## Aim
Reproduce the following material exactly, including every line.

───── Record extracts

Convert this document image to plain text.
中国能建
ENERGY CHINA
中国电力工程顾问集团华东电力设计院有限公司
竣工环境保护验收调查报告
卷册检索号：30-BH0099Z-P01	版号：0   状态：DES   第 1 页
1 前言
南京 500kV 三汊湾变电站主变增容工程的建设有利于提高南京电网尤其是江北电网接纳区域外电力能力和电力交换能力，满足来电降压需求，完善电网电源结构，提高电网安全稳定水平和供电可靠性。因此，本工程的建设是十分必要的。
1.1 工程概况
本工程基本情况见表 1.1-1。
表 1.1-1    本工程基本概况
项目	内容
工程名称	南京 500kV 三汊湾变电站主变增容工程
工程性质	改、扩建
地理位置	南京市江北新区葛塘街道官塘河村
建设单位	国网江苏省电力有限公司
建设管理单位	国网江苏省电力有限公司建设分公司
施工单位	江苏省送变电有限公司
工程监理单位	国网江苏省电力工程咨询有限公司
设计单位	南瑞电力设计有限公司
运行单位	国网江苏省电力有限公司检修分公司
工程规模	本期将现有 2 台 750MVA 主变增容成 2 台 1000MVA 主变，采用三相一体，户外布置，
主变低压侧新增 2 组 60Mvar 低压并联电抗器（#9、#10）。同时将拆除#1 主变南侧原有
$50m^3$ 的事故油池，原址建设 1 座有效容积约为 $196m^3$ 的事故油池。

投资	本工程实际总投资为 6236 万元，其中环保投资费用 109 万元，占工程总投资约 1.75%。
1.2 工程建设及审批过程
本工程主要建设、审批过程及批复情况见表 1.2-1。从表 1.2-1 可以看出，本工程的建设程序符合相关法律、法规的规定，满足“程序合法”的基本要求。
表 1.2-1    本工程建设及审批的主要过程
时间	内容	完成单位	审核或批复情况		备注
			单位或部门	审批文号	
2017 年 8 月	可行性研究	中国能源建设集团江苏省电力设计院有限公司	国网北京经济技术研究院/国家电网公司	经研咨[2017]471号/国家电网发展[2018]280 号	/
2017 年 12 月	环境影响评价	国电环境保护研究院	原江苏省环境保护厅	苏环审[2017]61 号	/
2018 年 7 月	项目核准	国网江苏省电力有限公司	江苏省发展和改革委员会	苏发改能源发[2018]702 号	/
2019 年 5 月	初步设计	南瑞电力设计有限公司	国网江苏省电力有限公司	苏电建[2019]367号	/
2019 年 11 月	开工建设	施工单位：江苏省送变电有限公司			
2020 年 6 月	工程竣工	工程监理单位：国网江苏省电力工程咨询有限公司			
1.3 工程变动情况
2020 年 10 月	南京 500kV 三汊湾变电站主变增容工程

──────────

## Written reply
Convert this document image to plain text.
中国能建
ENERGY CHINA
中国电力工程顾问集团华东电力设计院有限公司
竣工环境保护验收调查报告
卷册检索号：30-BH0099Z-P01	版号：0   状态：DES   第 1 页
1 前言
南京 500kV 三汊湾变电站主变增容工程的建设有利于提高南京电网尤其是江北电网接纳区域外电力能力和电力交换能力，满足来电降压需求，完善电网电源结构，提高电网安全稳定水平和供电可靠性。因此，本工程的建设是十分必要的。
1.1 工程概况
本工程基本情况见表 1.1-1。
表 1.1-1    本工程基本概况
项目	内容
工程名称	南京 500kV 三汊湾变电站主变增容工程
工程性质	改、扩建
地理位置	南京市江北新区葛塘街道官塘河村
建设单位	国网江苏省电力有限公司
建设管理单位	国网江苏省电力有限公司建设分公司
施工单位	江苏省送变电有限公司
工程监理单位	国网江苏省电力工程咨询有限公司
设计单位	南瑞电力设计有限公司
运行单位	国网江苏省电力有限公司检修分公司
工程规模	本期将现有 2 台 750MVA 主变增容成 2 台 1000MVA 主变，采用三相一体，户外布置，
主变低压侧新增 2 组 60Mvar 低压并联电抗器（#9、#10）。同时将拆除#1 主变南侧原有
$50m^3$ 的事故油池，原址建设 1 座有效容积约为 $196m^3$ 的事故油池。

投资	本工程实际总投资为 6236 万元，其中环保投资费用 109 万元，占工程总投资约 1.75%。
1.2 工程建设及审批过程
本工程主要建设、审批过程及批复情况见表 1.2-1。从表 1.2-1 可以看出，本工程的建设程序符合相关法律、法规的规定，满足“程序合法”的基本要求。
表 1.2-1    本工程建设及审批的主要过程
时间	内容	完成单位	审核或批复情况		备注
			单位或部门	审批文号	
2017 年 8 月	可行性研究	中国能源建设集团江苏省电力设计院有限公司	国网北京经济技术研究院/国家电网公司	经研咨[2017]471号/国家电网发展[2018]280 号	/
2017 年 12 月	环境影响评价	国电环境保护研究院	原江苏省环境保护厅	苏环审[2017]61 号	/
2018 年 7 月	项目核准	国网江苏省电力有限公司	江苏省发展和改革委员会	苏发改能源发[2018]702 号	/
2019 年 5 月	初步设计	南瑞电力设计有限公司	国网江苏省电力有限公司	苏电建[2019]367号	/
2019 年 11 月	开工建设	施工单位：江苏省送变电有限公司			
2020 年 6 月	工程竣工	工程监理单位：国网江苏省电力工程咨询有限公司			
1.3 工程变动情况
2020 年 10 月	南京 500kV 三汊湾变电站主变增容工程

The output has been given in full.